In the fourth post we tracked the row between the APGMI directors and London Capital Advisers via their duelling web sites, saw the APGMI directors lose a court action in New Brunswick, and concluded that London Capital would get their way, and turf out the respectable board directors of APGMI.
Finally, we saw London Capital expelled from GXG Markets and publicly censured by GXG: evidently the London Capital boys aren’t having it all their own way. Now read on.
On February 16th, just after that last post went up, London Capital Advisers notified shareholders of the meeting at which they would dismiss the rebel directors and, presumably, appoint sock puppets of their own. By the 20th, we have the inevitable outcome:
Asia Pacific Gold Mining Investments Ltd. (“APGMI”) wishes to advise its shareholders and the public that at the special shareholders meeting of APGMI held in Saint John, New Brunswick on February 20, 2015 (the “Special Meeting”), the shareholders voted to remove Mr. David Mapley, Mr. Phillippe Cappelle and Mr. Michael John Cunningham as directors of the corporation.
Mr. Thomas Yi had previously been appointed to the board of directors by order of the Queen’s Bench of New Brunswick and re-elected to his position at the Special Meeting. In addition to Mr. Thomas Yi, Ms. Lydia Amanuel and Mr. Chris Eddy were also elected as directors of APGMI.
As expected, Yi, Amanuel and Eddy have indeed worked together before, most obviously at Global 6 Technologies PLC, another GXG stock brokered by London Capital (NZ) (contacts tab) and ignominiously delisted in December 2014 “to maintain an orderly market”. What a great pedigree they have, already.

▶ [Stored records]:
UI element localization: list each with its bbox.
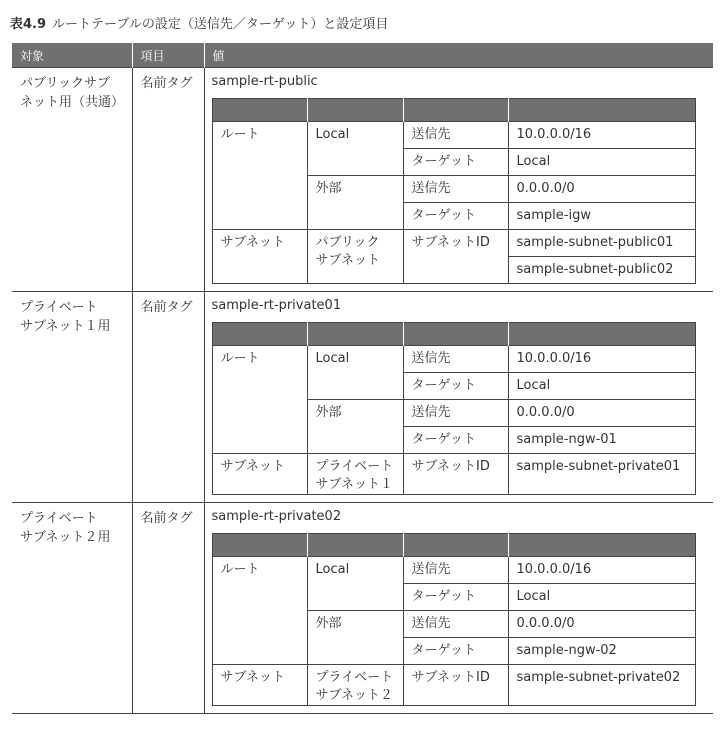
inner-header-target: [307, 323, 403, 346]
local-label: Local: [307, 346, 403, 400]
target-label: ターゲット: [403, 584, 508, 611]
header-value: 値: [204, 43, 713, 68]
dest-label: 送信先: [403, 176, 508, 203]
route-label: ルート: [212, 122, 307, 230]
header-target: 対象: [12, 43, 132, 68]
subnet-id-value: sample-subnet-public02: [508, 257, 696, 284]
group-target: パブリックサブ ネット用（共通）: [12, 68, 132, 292]
dest-label: 送信先: [403, 400, 508, 427]
route-table-settings: [12, 43, 713, 714]
group-value: [204, 292, 713, 503]
group-target: プライベート サブネット１用: [12, 292, 132, 503]
target-label: ターゲット: [403, 427, 508, 454]
inner-header-subcategory: [212, 99, 307, 122]
subnet-target: パブリック サブネット: [307, 230, 403, 284]
subnet-item: サブネットID: [403, 454, 508, 495]
route-table-name: sample-rt-private02: [211, 509, 342, 524]
external-label: 外部: [307, 400, 403, 454]
dest-label: 送信先: [403, 122, 508, 149]
subnet-target: プライベート サブネット２: [307, 665, 403, 706]
inner-header-subcategory: [212, 534, 307, 557]
caption-title: ルートテーブルの設定（送信先／ターゲット）と設定項目: [52, 17, 389, 32]
local-target-value: Local: [508, 149, 696, 176]
dest-label: 送信先: [403, 346, 508, 373]
inner-header-item: [403, 534, 508, 557]
group-row: [12, 292, 713, 503]
route-detail-table: [212, 322, 697, 495]
subnet-item: サブネットID: [403, 665, 508, 706]
dest-label: 送信先: [403, 557, 508, 584]
inner-header-name: [508, 99, 696, 122]
outer-header-row: [12, 43, 713, 68]
external-target-value: sample-ngw-02: [508, 638, 696, 665]
group-item: 名前タグ: [132, 503, 204, 714]
inner-header-target: [307, 99, 403, 122]
external-dest-value: 0.0.0.0/0: [508, 176, 696, 203]
inner-header-row: [212, 534, 696, 557]
subnet-item: サブネットID: [403, 230, 508, 284]
group-row: [12, 68, 713, 292]
local-dest-value: 10.0.0.0/16: [508, 346, 696, 373]
subnet-row: [212, 454, 696, 495]
subnet-row: [212, 665, 696, 706]
target-label: ターゲット: [403, 149, 508, 176]
external-dest-value: 0.0.0.0/0: [508, 400, 696, 427]
route-label: ルート: [212, 346, 307, 454]
target-label: ターゲット: [403, 638, 508, 665]
inner-header-target: [307, 534, 403, 557]
local-target-value: Local: [508, 373, 696, 400]
group-row: [12, 503, 713, 714]
subnet-target: プライベート サブネット１: [307, 454, 403, 495]
route-local-dest-row: [212, 122, 696, 149]
inner-header-name: [508, 534, 696, 557]
group-item: 名前タグ: [132, 68, 204, 292]
group-value: [204, 68, 713, 292]
route-label: ルート: [212, 557, 307, 665]
subnet-id-value: sample-subnet-public01: [508, 230, 696, 257]
route-table-name: sample-rt-private01: [211, 298, 342, 313]
external-target-value: sample-igw: [508, 203, 696, 230]
external-dest-value: 0.0.0.0/0: [508, 611, 696, 638]
inner-header-row: [212, 323, 696, 346]
group-item: 名前タグ: [132, 292, 204, 503]
inner-header-subcategory: [212, 323, 307, 346]
inner-header-name: [508, 323, 696, 346]
caption-number: 表4.9: [10, 17, 47, 32]
subnet-label: サブネット: [212, 665, 307, 706]
external-label: 外部: [307, 176, 403, 230]
group-target: プライベート サブネット２用: [12, 503, 132, 714]
inner-header-row: [212, 99, 696, 122]
header-item: 項目: [132, 43, 204, 68]
local-label: Local: [307, 557, 403, 611]
route-local-dest-row: [212, 557, 696, 584]
route-detail-table: [212, 98, 697, 284]
subnet-row: [212, 230, 696, 257]
route-table-name: sample-rt-public: [211, 74, 318, 89]
target-label: ターゲット: [403, 203, 508, 230]
subnet-id-value: sample-subnet-private02: [508, 665, 696, 706]
subnet-id-value: sample-subnet-private01: [508, 454, 696, 495]
local-label: Local: [307, 122, 403, 176]
route-detail-table: [212, 533, 697, 706]
subnet-label: サブネット: [212, 454, 307, 495]
inner-header-item: [403, 323, 508, 346]
subnet-label: サブネット: [212, 230, 307, 284]
route-local-dest-row: [212, 346, 696, 373]
inner-header-item: [403, 99, 508, 122]
local-dest-value: 10.0.0.0/16: [508, 122, 696, 149]
local-dest-value: 10.0.0.0/16: [508, 557, 696, 584]
target-label: ターゲット: [403, 373, 508, 400]
group-value: [204, 503, 713, 714]
external-target-value: sample-ngw-01: [508, 427, 696, 454]
external-label: 外部: [307, 611, 403, 665]
local-target-value: Local: [508, 584, 696, 611]
table-caption: [10, 13, 388, 32]
dest-label: 送信先: [403, 611, 508, 638]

▶ [Actions to take]:
[A] In the post about APGMI, where was the special shareholders meeting held?
[B] Extend the post about APGMI, picking up after its final sentence.

▶ [Results of the exercise]:
[A] Saint John, New Brunswick.

[B]
Equally unsurprisingly, Eddy turns out to have his own connections to dodgy gold mining ventures, too. For instance via Eddy’s Dubai entity Convergence Capital, one finds Eddy’s business partner Timothy Hanley Coster. Coster also crops up as the director of a New Zealand company, Greywolf Goldmining, whose machinations around mining permit acquisition in New Zealand had been so conspicuous that the Serious Fraud Office were investigating them during the unfastidious Coster’s brief stint as director:
…one of the more intriguing responses came when the man listed in Companies Office records as Greywolf’s New Zealand contact person told the Mail he had nothing to do with the company and wasn’t related to Edward Lancaster.
Mr Lancaster’s subsequent explanation – that the man was his son and had denied it to avoid drawing further attention – came too late to make any difference.
He sent that information through from Australia at 6.12pm on Tuesday. Two minutes later the Mail received notification from New Zealand Petroleum and Minerals that all Greywolf’s 10 oil, gas, coal and mineral prospecting and exploration permits had been turned down.
Greywolf had itself said the day before that it was withdrawing from Golden Bay, but this was a comprehensive rejection, and ominously accompanied by the news that “deficiencies” had been identified in the financial information the company had furnished.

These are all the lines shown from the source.